*Record excerpts*:
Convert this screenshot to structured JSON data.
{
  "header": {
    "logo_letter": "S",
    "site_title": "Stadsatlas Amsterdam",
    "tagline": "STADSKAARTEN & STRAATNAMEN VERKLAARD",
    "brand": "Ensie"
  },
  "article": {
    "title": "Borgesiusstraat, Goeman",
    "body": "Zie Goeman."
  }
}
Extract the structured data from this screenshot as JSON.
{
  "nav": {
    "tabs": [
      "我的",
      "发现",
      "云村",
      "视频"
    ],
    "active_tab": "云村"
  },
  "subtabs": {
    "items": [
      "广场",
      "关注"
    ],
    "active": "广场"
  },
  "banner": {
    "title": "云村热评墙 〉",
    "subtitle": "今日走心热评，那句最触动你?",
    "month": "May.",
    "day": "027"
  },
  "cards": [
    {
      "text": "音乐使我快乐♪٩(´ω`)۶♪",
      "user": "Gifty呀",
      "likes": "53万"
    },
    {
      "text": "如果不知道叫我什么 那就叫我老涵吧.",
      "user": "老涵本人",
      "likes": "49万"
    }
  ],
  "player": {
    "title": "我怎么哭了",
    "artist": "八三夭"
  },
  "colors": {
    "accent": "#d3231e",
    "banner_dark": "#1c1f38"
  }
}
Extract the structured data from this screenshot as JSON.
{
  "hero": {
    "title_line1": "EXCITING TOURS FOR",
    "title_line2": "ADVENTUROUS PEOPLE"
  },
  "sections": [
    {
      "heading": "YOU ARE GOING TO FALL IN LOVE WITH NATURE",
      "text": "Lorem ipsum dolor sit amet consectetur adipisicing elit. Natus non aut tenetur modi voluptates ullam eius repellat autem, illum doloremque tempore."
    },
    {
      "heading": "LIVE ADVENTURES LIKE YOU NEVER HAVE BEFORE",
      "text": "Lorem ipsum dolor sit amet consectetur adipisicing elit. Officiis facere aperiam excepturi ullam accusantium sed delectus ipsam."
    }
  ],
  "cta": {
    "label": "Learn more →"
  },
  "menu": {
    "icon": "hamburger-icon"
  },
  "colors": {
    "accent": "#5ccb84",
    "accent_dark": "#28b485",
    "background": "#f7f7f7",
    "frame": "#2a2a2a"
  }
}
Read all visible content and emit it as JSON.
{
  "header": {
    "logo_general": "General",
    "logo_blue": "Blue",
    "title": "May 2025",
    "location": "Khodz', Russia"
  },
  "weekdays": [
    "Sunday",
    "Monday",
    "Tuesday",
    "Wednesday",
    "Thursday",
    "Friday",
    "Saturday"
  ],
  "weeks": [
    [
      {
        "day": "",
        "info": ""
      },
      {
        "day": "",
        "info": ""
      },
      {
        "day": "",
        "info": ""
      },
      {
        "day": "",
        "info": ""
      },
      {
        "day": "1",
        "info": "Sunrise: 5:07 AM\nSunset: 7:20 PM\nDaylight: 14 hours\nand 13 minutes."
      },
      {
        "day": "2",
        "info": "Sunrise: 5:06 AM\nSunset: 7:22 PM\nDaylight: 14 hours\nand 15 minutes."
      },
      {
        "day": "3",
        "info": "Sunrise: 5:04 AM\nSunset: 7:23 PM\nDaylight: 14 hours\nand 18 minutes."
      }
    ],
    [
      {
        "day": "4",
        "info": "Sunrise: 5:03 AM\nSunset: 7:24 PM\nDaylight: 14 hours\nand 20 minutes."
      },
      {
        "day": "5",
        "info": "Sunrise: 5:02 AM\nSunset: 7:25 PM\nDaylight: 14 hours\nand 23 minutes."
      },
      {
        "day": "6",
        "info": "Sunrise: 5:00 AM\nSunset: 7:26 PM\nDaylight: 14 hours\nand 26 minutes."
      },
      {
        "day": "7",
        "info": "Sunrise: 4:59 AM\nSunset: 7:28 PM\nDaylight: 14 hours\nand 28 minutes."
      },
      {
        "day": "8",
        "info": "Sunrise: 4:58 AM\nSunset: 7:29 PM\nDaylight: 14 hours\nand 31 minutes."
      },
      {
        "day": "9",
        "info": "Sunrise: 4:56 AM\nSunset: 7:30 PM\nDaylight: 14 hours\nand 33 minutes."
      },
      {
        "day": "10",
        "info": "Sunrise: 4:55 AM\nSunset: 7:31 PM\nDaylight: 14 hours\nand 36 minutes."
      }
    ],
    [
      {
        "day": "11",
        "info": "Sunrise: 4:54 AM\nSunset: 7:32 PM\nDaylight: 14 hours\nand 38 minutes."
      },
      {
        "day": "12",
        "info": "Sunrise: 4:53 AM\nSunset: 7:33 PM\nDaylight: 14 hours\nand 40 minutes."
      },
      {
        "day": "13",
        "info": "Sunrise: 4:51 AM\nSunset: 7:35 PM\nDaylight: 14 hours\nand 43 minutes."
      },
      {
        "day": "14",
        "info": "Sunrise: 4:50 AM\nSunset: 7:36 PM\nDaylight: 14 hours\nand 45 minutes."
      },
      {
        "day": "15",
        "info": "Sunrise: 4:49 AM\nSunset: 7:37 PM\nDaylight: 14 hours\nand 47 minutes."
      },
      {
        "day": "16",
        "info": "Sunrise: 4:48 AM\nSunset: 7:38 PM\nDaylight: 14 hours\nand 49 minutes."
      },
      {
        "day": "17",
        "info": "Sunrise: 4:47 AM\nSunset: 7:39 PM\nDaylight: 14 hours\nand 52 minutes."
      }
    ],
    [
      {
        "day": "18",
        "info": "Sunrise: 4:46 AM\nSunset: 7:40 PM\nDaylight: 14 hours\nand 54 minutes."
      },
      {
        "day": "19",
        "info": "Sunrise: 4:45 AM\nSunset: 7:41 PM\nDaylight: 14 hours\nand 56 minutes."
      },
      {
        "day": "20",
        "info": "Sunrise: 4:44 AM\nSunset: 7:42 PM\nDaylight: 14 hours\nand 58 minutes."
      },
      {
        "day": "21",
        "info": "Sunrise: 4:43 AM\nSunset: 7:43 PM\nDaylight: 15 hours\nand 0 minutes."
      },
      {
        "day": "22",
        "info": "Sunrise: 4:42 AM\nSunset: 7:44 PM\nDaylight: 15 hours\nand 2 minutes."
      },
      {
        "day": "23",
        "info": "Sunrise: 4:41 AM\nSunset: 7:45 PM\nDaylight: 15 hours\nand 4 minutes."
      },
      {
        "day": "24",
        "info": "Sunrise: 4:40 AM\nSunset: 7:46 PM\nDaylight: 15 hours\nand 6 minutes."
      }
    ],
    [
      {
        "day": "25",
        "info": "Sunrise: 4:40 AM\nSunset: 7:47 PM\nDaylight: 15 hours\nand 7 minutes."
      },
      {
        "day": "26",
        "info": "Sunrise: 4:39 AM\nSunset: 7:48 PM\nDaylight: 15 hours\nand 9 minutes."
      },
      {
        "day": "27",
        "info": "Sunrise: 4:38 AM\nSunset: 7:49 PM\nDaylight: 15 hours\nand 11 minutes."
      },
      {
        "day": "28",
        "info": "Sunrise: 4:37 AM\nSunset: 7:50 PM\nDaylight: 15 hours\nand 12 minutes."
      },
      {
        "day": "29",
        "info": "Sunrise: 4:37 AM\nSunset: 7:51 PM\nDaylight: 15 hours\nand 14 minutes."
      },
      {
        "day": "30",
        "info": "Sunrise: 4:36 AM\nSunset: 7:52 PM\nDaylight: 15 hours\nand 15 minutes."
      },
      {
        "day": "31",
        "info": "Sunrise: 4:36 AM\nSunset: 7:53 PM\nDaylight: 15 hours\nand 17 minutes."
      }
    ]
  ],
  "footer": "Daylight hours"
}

*What you will do*:
Hand back the material above in full, exactly as written.

*Task result*:
Convert this screenshot to structured JSON data.
{
  "header": {
    "logo_letter": "S",
    "site_title": "Stadsatlas Amsterdam",
    "tagline": "STADSKAARTEN & STRAATNAMEN VERKLAARD",
    "brand": "Ensie"
  },
  "article": {
    "title": "Borgesiusstraat, Goeman",
    "body": "Zie Goeman."
  }
}
Extract the structured data from this screenshot as JSON.
{
  "nav": {
    "tabs": [
      "我的",
      "发现",
      "云村",
      "视频"
    ],
    "active_tab": "云村"
  },
  "subtabs": {
    "items": [
      "广场",
      "关注"
    ],
    "active": "广场"
  },
  "banner": {
    "title": "云村热评墙 〉",
    "subtitle": "今日走心热评，那句最触动你?",
    "month": "May.",
    "day": "027"
  },
  "cards": [
    {
      "text": "音乐使我快乐♪٩(´ω`)۶♪",
      "user": "Gifty呀",
      "likes": "53万"
    },
    {
      "text": "如果不知道叫我什么 那就叫我老涵吧.",
      "user": "老涵本人",
      "likes": "49万"
    }
  ],
  "player": {
    "title": "我怎么哭了",
    "artist": "八三夭"
  },
  "colors": {
    "accent": "#d3231e",
    "banner_dark": "#1c1f38"
  }
}
Extract the structured data from this screenshot as JSON.
{
  "hero": {
    "title_line1": "EXCITING TOURS FOR",
    "title_line2": "ADVENTUROUS PEOPLE"
  },
  "sections": [
    {
      "heading": "YOU ARE GOING TO FALL IN LOVE WITH NATURE",
      "text": "Lorem ipsum dolor sit amet consectetur adipisicing elit. Natus non aut tenetur modi voluptates ullam eius repellat autem, illum doloremque tempore."
    },
    {
      "heading": "LIVE ADVENTURES LIKE YOU NEVER HAVE BEFORE",
      "text": "Lorem ipsum dolor sit amet consectetur adipisicing elit. Officiis facere aperiam excepturi ullam accusantium sed delectus ipsam."
    }
  ],
  "cta": {
    "label": "Learn more →"
  },
  "menu": {
    "icon": "hamburger-icon"
  },
  "colors": {
    "accent": "#5ccb84",
    "accent_dark": "#28b485",
    "background": "#f7f7f7",
    "frame": "#2a2a2a"
  }
}
Read all visible content and emit it as JSON.
{
  "header": {
    "logo_general": "General",
    "logo_blue": "Blue",
    "title": "May 2025",
    "location": "Khodz', Russia"
  },
  "weekdays": [
    "Sunday",
    "Monday",
    "Tuesday",
    "Wednesday",
    "Thursday",
    "Friday",
    "Saturday"
  ],
  "weeks": [
    [
      {
        "day": "",
        "info": ""
      },
      {
        "day": "",
        "info": ""
      },
      {
        "day": "",
        "info": ""
      },
      {
        "day": "",
        "info": ""
      },
      {
        "day": "1",
        "info": "Sunrise: 5:07 AM\nSunset: 7:20 PM\nDaylight: 14 hours\nand 13 minutes."
      },
      {
        "day": "2",
        "info": "Sunrise: 5:06 AM\nSunset: 7:22 PM\nDaylight: 14 hours\nand 15 minutes."
      },
      {
        "day": "3",
        "info": "Sunrise: 5:04 AM\nSunset: 7:23 PM\nDaylight: 14 hours\nand 18 minutes."
      }
    ],
    [
      {
        "day": "4",
        "info": "Sunrise: 5:03 AM\nSunset: 7:24 PM\nDaylight: 14 hours\nand 20 minutes."
      },
      {
        "day": "5",
        "info": "Sunrise: 5:02 AM\nSunset: 7:25 PM\nDaylight: 14 hours\nand 23 minutes."
      },
      {
        "day": "6",
        "info": "Sunrise: 5:00 AM\nSunset: 7:26 PM\nDaylight: 14 hours\nand 26 minutes."
      },
      {
        "day": "7",
        "info": "Sunrise: 4:59 AM\nSunset: 7:28 PM\nDaylight: 14 hours\nand 28 minutes."
      },
      {
        "day": "8",
        "info": "Sunrise: 4:58 AM\nSunset: 7:29 PM\nDaylight: 14 hours\nand 31 minutes."
      },
      {
        "day": "9",
        "info": "Sunrise: 4:56 AM\nSunset: 7:30 PM\nDaylight: 14 hours\nand 33 minutes."
      },
      {
        "day": "10",
        "info": "Sunrise: 4:55 AM\nSunset: 7:31 PM\nDaylight: 14 hours\nand 36 minutes."
      }
    ],
    [
      {
        "day": "11",
        "info": "Sunrise: 4:54 AM\nSunset: 7:32 PM\nDaylight: 14 hours\nand 38 minutes."
      },
      {
        "day": "12",
        "info": "Sunrise: 4:53 AM\nSunset: 7:33 PM\nDaylight: 14 hours\nand 40 minutes."
      },
      {
        "day": "13",
        "info": "Sunrise: 4:51 AM\nSunset: 7:35 PM\nDaylight: 14 hours\nand 43 minutes."
      },
      {
        "day": "14",
        "info": "Sunrise: 4:50 AM\nSunset: 7:36 PM\nDaylight: 14 hours\nand 45 minutes."
      },
      {
        "day": "15",
        "info": "Sunrise: 4:49 AM\nSunset: 7:37 PM\nDaylight: 14 hours\nand 47 minutes."
      },
      {
        "day": "16",
        "info": "Sunrise: 4:48 AM\nSunset: 7:38 PM\nDaylight: 14 hours\nand 49 minutes."
      },
      {
        "day": "17",
        "info": "Sunrise: 4:47 AM\nSunset: 7:39 PM\nDaylight: 14 hours\nand 52 minutes."
      }
    ],
    [
      {
        "day": "18",
        "info": "Sunrise: 4:46 AM\nSunset: 7:40 PM\nDaylight: 14 hours\nand 54 minutes."
      },
      {
        "day": "19",
        "info": "Sunrise: 4:45 AM\nSunset: 7:41 PM\nDaylight: 14 hours\nand 56 minutes."
      },
      {
        "day": "20",
        "info": "Sunrise: 4:44 AM\nSunset: 7:42 PM\nDaylight: 14 hours\nand 58 minutes."
      },
      {
        "day": "21",
        "info": "Sunrise: 4:43 AM\nSunset: 7:43 PM\nDaylight: 15 hours\nand 0 minutes."
      },
      {
        "day": "22",
        "info": "Sunrise: 4:42 AM\nSunset: 7:44 PM\nDaylight: 15 hours\nand 2 minutes."
      },
      {
        "day": "23",
        "info": "Sunrise: 4:41 AM\nSunset: 7:45 PM\nDaylight: 15 hours\nand 4 minutes."
      },
      {
        "day": "24",
        "info": "Sunrise: 4:40 AM\nSunset: 7:46 PM\nDaylight: 15 hours\nand 6 minutes."
      }
    ],
    [
      {
        "day": "25",
        "info": "Sunrise: 4:40 AM\nSunset: 7:47 PM\nDaylight: 15 hours\nand 7 minutes."
      },
      {
        "day": "26",
        "info": "Sunrise: 4:39 AM\nSunset: 7:48 PM\nDaylight: 15 hours\nand 9 minutes."
      },
      {
        "day": "27",
        "info": "Sunrise: 4:38 AM\nSunset: 7:49 PM\nDaylight: 15 hours\nand 11 minutes."
      },
      {
        "day": "28",
        "info": "Sunrise: 4:37 AM\nSunset: 7:50 PM\nDaylight: 15 hours\nand 12 minutes."
      },
      {
        "day": "29",
        "info": "Sunrise: 4:37 AM\nSunset: 7:51 PM\nDaylight: 15 hours\nand 14 minutes."
      },
      {
        "day": "30",
        "info": "Sunrise: 4:36 AM\nSunset: 7:52 PM\nDaylight: 15 hours\nand 15 minutes."
      },
      {
        "day": "31",
        "info": "Sunrise: 4:36 AM\nSunset: 7:53 PM\nDaylight: 15 hours\nand 17 minutes."
      }
    ]
  ],
  "footer": "Daylight hours"
}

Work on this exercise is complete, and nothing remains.